── EXERCISE INPUTS
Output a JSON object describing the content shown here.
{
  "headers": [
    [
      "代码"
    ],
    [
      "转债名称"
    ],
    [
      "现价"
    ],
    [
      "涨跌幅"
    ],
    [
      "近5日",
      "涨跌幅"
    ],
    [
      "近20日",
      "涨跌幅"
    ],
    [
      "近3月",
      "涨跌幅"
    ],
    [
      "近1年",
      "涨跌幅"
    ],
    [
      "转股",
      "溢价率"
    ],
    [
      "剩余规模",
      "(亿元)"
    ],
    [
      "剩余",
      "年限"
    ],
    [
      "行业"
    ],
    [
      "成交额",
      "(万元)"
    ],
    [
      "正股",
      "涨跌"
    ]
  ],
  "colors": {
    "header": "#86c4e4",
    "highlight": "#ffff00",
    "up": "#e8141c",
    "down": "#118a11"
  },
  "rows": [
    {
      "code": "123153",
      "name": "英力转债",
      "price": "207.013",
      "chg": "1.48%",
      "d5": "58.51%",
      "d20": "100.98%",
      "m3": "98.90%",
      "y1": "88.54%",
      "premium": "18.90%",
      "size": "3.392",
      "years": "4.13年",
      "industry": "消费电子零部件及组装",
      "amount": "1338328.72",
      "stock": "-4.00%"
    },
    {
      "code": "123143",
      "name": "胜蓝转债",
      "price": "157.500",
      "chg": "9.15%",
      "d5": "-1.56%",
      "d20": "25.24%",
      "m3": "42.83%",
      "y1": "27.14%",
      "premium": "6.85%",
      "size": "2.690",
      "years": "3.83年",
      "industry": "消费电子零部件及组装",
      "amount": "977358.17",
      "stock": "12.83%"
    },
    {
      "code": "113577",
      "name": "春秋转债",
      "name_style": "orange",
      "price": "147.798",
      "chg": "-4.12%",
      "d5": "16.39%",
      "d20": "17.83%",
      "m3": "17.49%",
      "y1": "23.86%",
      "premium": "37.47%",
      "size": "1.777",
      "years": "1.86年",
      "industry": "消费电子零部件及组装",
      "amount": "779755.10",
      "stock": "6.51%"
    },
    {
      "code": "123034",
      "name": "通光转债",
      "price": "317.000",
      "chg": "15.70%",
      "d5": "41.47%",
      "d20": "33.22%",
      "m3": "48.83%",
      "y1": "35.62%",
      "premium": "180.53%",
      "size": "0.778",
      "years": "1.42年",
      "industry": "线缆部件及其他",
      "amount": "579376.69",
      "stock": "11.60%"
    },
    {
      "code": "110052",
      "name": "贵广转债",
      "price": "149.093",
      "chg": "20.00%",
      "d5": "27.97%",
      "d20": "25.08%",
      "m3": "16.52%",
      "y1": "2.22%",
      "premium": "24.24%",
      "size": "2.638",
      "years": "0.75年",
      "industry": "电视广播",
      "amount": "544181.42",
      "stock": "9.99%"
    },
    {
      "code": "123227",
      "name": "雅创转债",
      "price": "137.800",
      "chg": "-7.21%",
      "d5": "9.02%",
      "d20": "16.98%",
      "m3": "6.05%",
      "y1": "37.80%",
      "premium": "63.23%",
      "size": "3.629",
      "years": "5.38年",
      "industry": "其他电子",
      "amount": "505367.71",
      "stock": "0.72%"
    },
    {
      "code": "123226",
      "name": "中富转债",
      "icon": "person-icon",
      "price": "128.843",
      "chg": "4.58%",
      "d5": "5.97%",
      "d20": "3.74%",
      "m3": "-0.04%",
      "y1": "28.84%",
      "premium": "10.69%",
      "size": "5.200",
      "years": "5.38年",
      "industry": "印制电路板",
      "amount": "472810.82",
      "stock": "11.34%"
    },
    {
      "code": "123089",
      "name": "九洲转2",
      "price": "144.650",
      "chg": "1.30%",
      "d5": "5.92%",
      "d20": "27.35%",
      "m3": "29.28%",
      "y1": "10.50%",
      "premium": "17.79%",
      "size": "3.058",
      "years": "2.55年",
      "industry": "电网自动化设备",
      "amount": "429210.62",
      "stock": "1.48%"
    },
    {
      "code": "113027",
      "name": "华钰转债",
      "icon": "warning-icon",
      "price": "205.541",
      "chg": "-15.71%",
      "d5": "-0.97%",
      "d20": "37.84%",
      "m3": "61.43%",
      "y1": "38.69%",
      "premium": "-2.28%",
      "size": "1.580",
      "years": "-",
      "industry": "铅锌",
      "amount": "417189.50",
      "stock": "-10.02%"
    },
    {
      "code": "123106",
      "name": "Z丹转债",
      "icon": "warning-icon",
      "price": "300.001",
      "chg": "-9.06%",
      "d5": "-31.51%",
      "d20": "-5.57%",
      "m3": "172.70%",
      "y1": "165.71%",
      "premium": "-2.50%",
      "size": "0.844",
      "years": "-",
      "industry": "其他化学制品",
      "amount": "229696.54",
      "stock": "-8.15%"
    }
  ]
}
────
Extract all of the data above and output it character for character.

> OUTPUT FOR THIS TASK:
Output a JSON object describing the content shown here.
{
  "headers": [
    [
      "代码"
    ],
    [
      "转债名称"
    ],
    [
      "现价"
    ],
    [
      "涨跌幅"
    ],
    [
      "近5日",
      "涨跌幅"
    ],
    [
      "近20日",
      "涨跌幅"
    ],
    [
      "近3月",
      "涨跌幅"
    ],
    [
      "近1年",
      "涨跌幅"
    ],
    [
      "转股",
      "溢价率"
    ],
    [
      "剩余规模",
      "(亿元)"
    ],
    [
      "剩余",
      "年限"
    ],
    [
      "行业"
    ],
    [
      "成交额",
      "(万元)"
    ],
    [
      "正股",
      "涨跌"
    ]
  ],
  "colors": {
    "header": "#86c4e4",
    "highlight": "#ffff00",
    "up": "#e8141c",
    "down": "#118a11"
  },
  "rows": [
    {
      "code": "123153",
      "name": "英力转债",
      "price": "207.013",
      "chg": "1.48%",
      "d5": "58.51%",
      "d20": "100.98%",
      "m3": "98.90%",
      "y1": "88.54%",
      "premium": "18.90%",
      "size": "3.392",
      "years": "4.13年",
      "industry": "消费电子零部件及组装",
      "amount": "1338328.72",
      "stock": "-4.00%"
    },
    {
      "code": "123143",
      "name": "胜蓝转债",
      "price": "157.500",
      "chg": "9.15%",
      "d5": "-1.56%",
      "d20": "25.24%",
      "m3": "42.83%",
      "y1": "27.14%",
      "premium": "6.85%",
      "size": "2.690",
      "years": "3.83年",
      "industry": "消费电子零部件及组装",
      "amount": "977358.17",
      "stock": "12.83%"
    },
    {
      "code": "113577",
      "name": "春秋转债",
      "name_style": "orange",
      "price": "147.798",
      "chg": "-4.12%",
      "d5": "16.39%",
      "d20": "17.83%",
      "m3": "17.49%",
      "y1": "23.86%",
      "premium": "37.47%",
      "size": "1.777",
      "years": "1.86年",
      "industry": "消费电子零部件及组装",
      "amount": "779755.10",
      "stock": "6.51%"
    },
    {
      "code": "123034",
      "name": "通光转债",
      "price": "317.000",
      "chg": "15.70%",
      "d5": "41.47%",
      "d20": "33.22%",
      "m3": "48.83%",
      "y1": "35.62%",
      "premium": "180.53%",
      "size": "0.778",
      "years": "1.42年",
      "industry": "线缆部件及其他",
      "amount": "579376.69",
      "stock": "11.60%"
    },
    {
      "code": "110052",
      "name": "贵广转债",
      "price": "149.093",
      "chg": "20.00%",
      "d5": "27.97%",
      "d20": "25.08%",
      "m3": "16.52%",
      "y1": "2.22%",
      "premium": "24.24%",
      "size": "2.638",
      "years": "0.75年",
      "industry": "电视广播",
      "amount": "544181.42",
      "stock": "9.99%"
    },
    {
      "code": "123227",
      "name": "雅创转债",
      "price": "137.800",
      "chg": "-7.21%",
      "d5": "9.02%",
      "d20": "16.98%",
      "m3": "6.05%",
      "y1": "37.80%",
      "premium": "63.23%",
      "size": "3.629",
      "years": "5.38年",
      "industry": "其他电子",
      "amount": "505367.71",
      "stock": "0.72%"
    },
    {
      "code": "123226",
      "name": "中富转债",
      "icon": "person-icon",
      "price": "128.843",
      "chg": "4.58%",
      "d5": "5.97%",
      "d20": "3.74%",
      "m3": "-0.04%",
      "y1": "28.84%",
      "premium": "10.69%",
      "size": "5.200",
      "years": "5.38年",
      "industry": "印制电路板",
      "amount": "472810.82",
      "stock": "11.34%"
    },
    {
      "code": "123089",
      "name": "九洲转2",
      "price": "144.650",
      "chg": "1.30%",
      "d5": "5.92%",
      "d20": "27.35%",
      "m3": "29.28%",
      "y1": "10.50%",
      "premium": "17.79%",
      "size": "3.058",
      "years": "2.55年",
      "industry": "电网自动化设备",
      "amount": "429210.62",
      "stock": "1.48%"
    },
    {
      "code": "113027",
      "name": "华钰转债",
      "icon": "warning-icon",
      "price": "205.541",
      "chg": "-15.71%",
      "d5": "-0.97%",
      "d20": "37.84%",
      "m3": "61.43%",
      "y1": "38.69%",
      "premium": "-2.28%",
      "size": "1.580",
      "years": "-",
      "industry": "铅锌",
      "amount": "417189.50",
      "stock": "-10.02%"
    },
    {
      "code": "123106",
      "name": "Z丹转债",
      "icon": "warning-icon",
      "price": "300.001",
      "chg": "-9.06%",
      "d5": "-31.51%",
      "d20": "-5.57%",
      "m3": "172.70%",
      "y1": "165.71%",
      "premium": "-2.50%",
      "size": "0.844",
      "years": "-",
      "industry": "其他化学制品",
      "amount": "229696.54",
      "stock": "-8.15%"
    }
  ]
}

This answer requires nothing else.